→ **Short problem**: Go through the entries below and copy each line containing the word "electrode".

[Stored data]
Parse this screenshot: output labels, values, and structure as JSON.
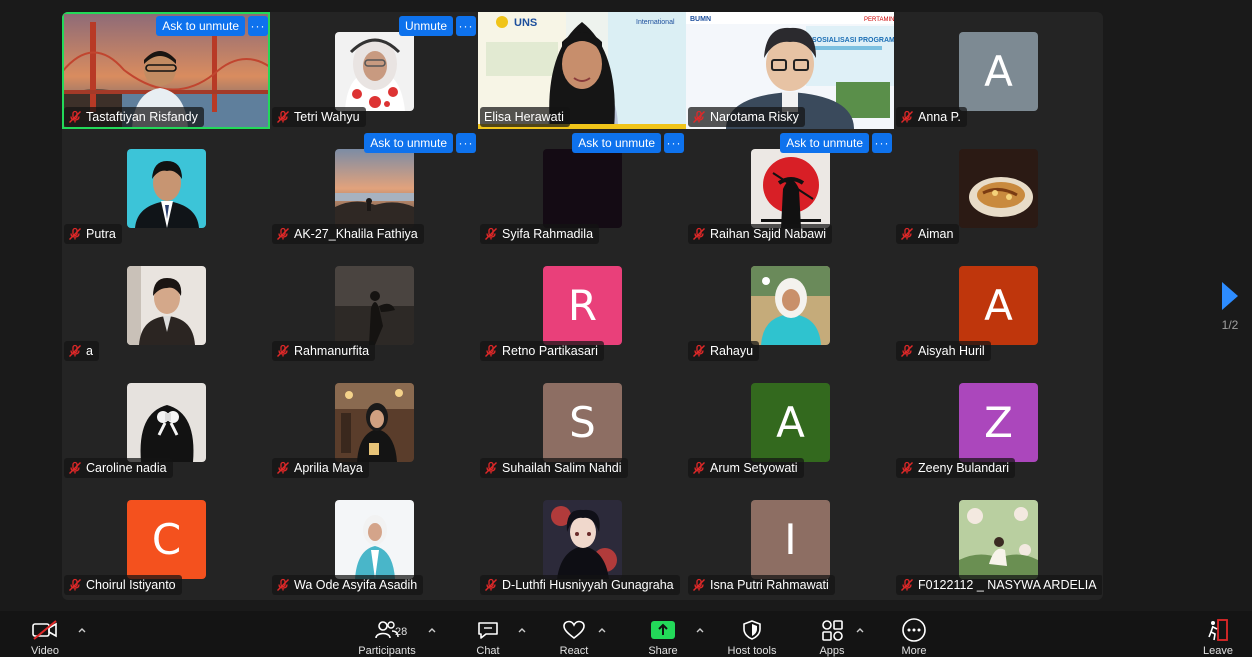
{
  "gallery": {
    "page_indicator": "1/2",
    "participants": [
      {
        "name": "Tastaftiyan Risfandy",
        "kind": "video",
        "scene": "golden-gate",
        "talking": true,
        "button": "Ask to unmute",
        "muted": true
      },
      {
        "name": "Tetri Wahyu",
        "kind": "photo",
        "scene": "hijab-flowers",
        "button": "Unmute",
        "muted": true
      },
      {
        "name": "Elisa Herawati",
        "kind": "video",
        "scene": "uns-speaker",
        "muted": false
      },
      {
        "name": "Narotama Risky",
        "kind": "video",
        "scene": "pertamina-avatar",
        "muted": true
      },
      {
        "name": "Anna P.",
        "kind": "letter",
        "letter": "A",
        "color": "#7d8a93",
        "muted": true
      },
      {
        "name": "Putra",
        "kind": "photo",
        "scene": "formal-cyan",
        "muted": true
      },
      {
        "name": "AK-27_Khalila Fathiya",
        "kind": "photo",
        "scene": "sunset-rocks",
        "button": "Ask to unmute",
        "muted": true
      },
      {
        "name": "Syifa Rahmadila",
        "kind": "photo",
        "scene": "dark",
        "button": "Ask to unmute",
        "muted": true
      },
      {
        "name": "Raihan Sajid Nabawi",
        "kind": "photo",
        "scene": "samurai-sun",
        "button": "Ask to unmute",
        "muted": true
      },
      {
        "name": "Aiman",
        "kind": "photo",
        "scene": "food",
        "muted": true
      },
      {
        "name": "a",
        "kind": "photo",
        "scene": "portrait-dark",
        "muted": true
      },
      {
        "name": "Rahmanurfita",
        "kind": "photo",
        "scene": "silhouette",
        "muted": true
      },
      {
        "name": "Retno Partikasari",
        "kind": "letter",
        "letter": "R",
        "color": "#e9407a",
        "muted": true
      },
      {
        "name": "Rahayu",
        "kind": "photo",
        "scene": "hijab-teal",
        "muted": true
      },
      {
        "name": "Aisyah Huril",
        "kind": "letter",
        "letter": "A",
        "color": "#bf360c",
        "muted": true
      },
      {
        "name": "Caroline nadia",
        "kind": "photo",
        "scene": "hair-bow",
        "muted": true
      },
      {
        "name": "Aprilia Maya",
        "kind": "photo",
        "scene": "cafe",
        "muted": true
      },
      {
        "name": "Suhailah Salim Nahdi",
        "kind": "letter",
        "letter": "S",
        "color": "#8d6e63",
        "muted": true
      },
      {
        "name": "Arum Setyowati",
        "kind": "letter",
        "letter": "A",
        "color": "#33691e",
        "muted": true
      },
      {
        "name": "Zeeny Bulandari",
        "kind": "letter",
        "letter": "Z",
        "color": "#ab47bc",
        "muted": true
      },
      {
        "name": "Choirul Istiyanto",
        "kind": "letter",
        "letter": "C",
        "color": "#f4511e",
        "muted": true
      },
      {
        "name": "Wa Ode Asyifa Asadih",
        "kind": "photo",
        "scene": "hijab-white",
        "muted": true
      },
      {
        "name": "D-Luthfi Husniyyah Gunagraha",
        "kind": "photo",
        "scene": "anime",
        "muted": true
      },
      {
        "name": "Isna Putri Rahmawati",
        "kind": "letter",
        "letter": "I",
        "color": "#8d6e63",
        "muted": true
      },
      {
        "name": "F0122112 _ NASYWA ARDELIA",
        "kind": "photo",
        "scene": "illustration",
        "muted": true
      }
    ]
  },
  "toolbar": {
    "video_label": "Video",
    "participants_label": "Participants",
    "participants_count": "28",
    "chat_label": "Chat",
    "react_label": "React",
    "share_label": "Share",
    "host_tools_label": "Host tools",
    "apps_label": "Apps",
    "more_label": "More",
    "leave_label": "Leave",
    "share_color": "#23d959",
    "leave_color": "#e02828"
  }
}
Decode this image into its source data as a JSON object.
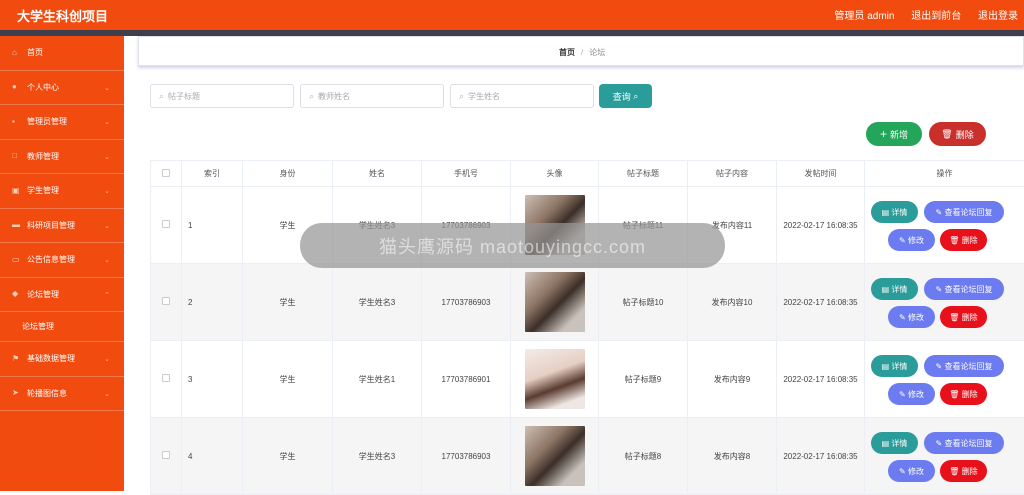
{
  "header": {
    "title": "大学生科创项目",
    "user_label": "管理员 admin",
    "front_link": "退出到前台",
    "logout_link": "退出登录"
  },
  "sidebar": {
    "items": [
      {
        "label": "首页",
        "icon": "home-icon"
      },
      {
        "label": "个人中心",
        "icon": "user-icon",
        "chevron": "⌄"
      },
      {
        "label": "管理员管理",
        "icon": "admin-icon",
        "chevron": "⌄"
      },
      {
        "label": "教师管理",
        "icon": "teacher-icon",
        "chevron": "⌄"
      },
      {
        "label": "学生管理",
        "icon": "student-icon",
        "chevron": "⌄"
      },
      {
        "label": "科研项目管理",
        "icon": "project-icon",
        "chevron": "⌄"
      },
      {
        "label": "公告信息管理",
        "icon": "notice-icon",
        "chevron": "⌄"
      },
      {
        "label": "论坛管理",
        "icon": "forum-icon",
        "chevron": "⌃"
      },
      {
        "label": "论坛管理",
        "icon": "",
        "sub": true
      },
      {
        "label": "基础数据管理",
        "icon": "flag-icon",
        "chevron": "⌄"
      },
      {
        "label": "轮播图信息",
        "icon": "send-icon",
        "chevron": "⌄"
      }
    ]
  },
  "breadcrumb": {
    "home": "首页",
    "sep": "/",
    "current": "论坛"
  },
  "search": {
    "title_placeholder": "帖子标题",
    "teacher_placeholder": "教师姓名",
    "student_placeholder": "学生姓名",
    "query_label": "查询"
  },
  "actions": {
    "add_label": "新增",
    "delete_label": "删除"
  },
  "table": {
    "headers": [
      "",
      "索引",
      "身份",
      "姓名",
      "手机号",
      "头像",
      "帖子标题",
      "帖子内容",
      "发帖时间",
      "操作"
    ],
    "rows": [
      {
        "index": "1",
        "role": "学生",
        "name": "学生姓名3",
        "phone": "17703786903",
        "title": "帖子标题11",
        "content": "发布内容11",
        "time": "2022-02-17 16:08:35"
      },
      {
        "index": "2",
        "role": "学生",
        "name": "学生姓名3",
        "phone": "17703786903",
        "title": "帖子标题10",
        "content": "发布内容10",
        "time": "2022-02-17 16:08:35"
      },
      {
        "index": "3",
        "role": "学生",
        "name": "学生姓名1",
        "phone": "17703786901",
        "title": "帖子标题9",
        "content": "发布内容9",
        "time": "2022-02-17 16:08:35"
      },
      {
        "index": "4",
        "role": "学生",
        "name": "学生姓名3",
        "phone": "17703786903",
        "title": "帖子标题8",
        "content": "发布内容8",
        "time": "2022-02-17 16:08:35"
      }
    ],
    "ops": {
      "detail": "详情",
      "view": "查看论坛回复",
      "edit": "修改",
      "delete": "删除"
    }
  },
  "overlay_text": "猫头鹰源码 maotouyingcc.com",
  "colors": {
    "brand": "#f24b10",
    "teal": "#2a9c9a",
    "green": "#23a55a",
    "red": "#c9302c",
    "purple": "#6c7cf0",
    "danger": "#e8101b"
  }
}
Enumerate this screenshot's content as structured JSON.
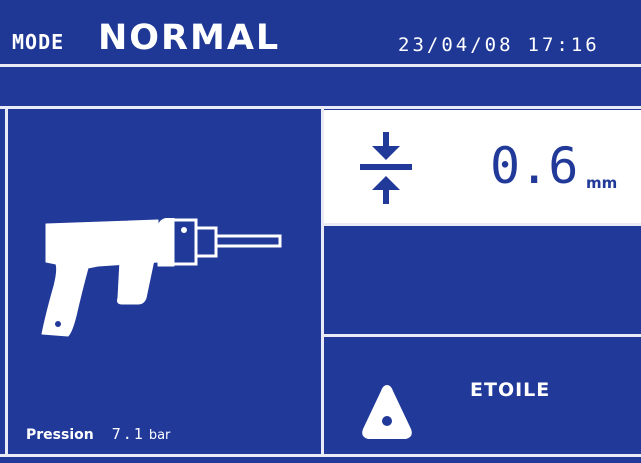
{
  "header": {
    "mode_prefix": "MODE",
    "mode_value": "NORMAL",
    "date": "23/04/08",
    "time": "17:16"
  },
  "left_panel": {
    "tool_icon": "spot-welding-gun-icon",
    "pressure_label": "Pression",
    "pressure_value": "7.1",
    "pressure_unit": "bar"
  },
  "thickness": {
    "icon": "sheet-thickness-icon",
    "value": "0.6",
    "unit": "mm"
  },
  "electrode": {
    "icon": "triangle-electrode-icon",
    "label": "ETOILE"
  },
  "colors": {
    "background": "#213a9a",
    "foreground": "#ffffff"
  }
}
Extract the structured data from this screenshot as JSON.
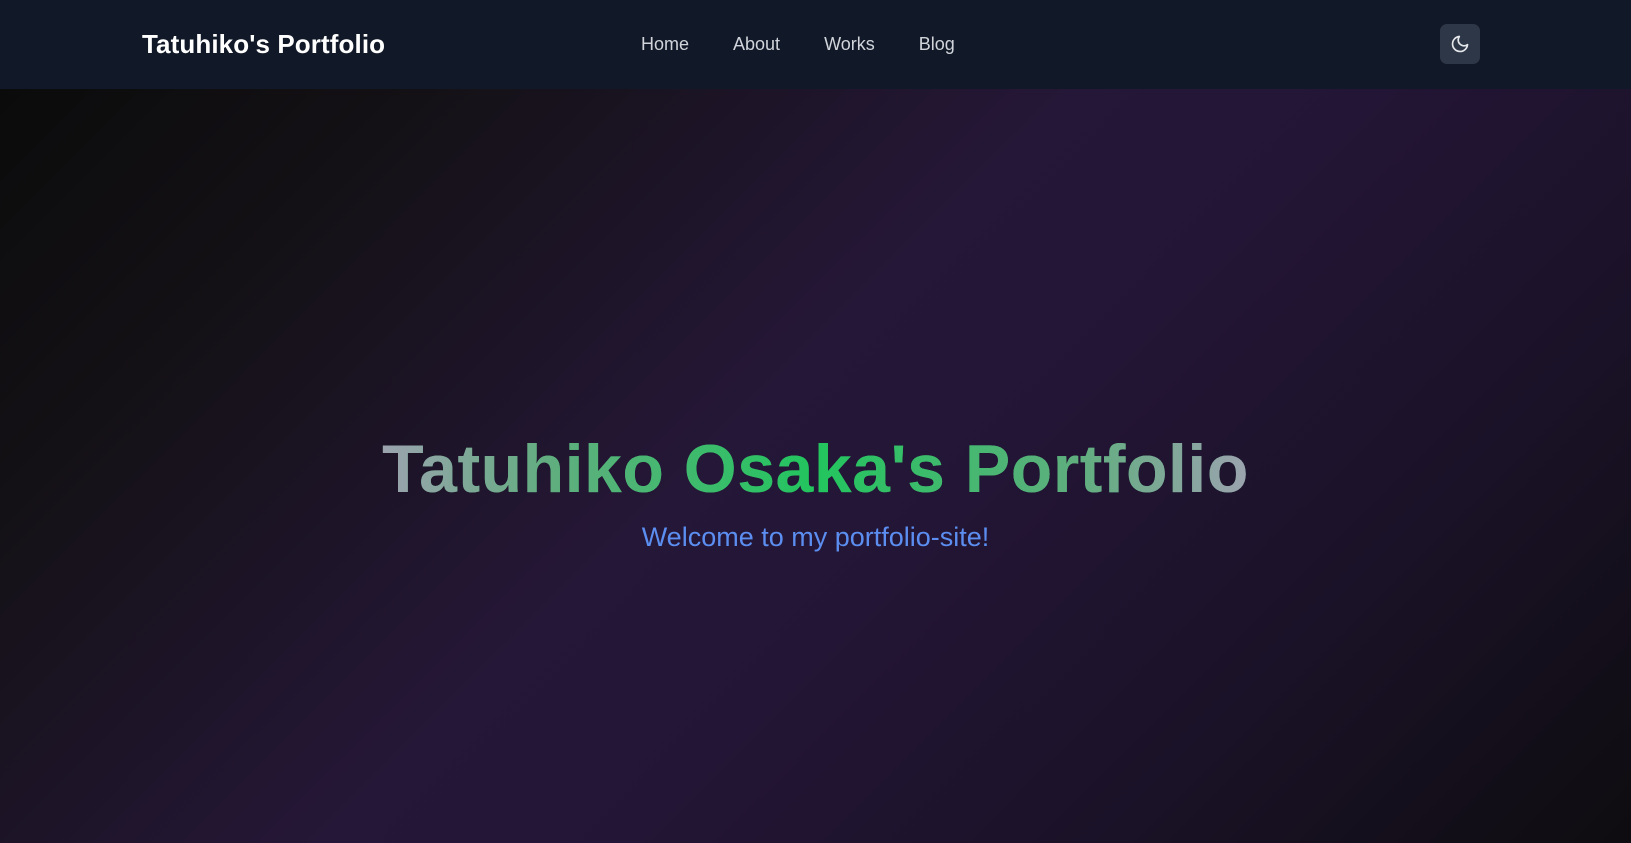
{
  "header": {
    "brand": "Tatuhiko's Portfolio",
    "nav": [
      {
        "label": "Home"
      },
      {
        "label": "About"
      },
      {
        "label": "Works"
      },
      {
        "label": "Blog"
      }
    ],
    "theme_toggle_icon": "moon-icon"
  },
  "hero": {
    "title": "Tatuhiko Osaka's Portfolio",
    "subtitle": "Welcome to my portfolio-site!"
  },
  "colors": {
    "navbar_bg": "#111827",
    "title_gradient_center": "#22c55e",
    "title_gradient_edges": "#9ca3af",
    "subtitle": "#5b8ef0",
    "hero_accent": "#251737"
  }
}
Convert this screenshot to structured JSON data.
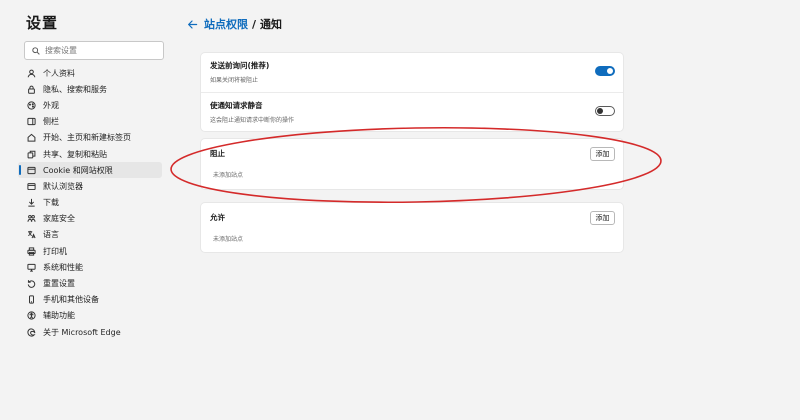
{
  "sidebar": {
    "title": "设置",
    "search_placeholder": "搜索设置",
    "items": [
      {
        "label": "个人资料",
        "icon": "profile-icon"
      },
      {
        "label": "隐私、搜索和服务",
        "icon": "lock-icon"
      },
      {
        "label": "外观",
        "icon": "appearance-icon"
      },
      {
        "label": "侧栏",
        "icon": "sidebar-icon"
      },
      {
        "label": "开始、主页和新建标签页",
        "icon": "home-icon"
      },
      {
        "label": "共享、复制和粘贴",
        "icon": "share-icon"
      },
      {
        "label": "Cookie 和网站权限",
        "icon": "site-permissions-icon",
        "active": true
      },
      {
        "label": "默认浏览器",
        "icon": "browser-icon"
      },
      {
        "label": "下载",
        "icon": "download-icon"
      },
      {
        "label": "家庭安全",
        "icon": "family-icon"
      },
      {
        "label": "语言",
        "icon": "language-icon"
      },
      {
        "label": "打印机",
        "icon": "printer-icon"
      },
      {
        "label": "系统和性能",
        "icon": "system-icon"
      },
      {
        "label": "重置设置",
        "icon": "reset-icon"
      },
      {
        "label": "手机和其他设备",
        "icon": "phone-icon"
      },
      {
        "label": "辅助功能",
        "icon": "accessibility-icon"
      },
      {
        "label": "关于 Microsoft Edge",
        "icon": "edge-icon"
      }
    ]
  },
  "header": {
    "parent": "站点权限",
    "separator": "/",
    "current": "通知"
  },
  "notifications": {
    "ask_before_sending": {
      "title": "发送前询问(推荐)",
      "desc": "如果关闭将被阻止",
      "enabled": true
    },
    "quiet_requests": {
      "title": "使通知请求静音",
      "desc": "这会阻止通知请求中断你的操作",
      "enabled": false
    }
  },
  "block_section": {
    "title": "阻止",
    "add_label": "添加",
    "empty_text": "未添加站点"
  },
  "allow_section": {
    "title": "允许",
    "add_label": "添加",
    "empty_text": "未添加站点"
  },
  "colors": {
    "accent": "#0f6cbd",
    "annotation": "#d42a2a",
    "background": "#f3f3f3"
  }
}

→ **Written response**:
  "electrode": {
    "icon": "triangle-electrode-icon",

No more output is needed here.